> [Exercise]:
Quote the listing below in its entirety, omitting every image.

## BEGIN

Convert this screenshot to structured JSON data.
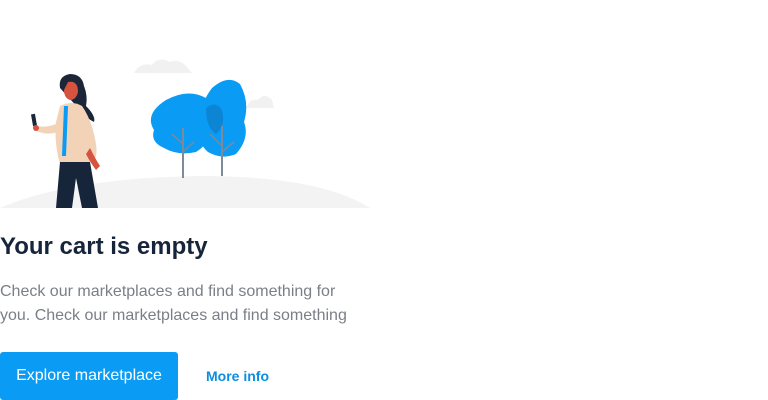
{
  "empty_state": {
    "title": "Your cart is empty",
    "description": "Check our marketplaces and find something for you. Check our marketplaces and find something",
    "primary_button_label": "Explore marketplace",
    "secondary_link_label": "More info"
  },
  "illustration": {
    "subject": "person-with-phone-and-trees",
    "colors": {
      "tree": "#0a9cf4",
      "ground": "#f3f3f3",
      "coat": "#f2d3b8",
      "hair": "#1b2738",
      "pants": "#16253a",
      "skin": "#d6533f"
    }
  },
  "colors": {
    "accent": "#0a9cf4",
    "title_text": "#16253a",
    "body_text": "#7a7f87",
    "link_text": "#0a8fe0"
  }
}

## END

> [Answer for this exercise]:
Convert this screenshot to structured JSON data.
{
  "empty_state": {
    "title": "Your cart is empty",
    "description": "Check our marketplaces and find something for you. Check our marketplaces and find something",
    "primary_button_label": "Explore marketplace",
    "secondary_link_label": "More info"
  },
  "illustration": {
    "subject": "person-with-phone-and-trees",
    "colors": {
      "tree": "#0a9cf4",
      "ground": "#f3f3f3",
      "coat": "#f2d3b8",
      "hair": "#1b2738",
      "pants": "#16253a",
      "skin": "#d6533f"
    }
  },
  "colors": {
    "accent": "#0a9cf4",
    "title_text": "#16253a",
    "body_text": "#7a7f87",
    "link_text": "#0a8fe0"
  }
}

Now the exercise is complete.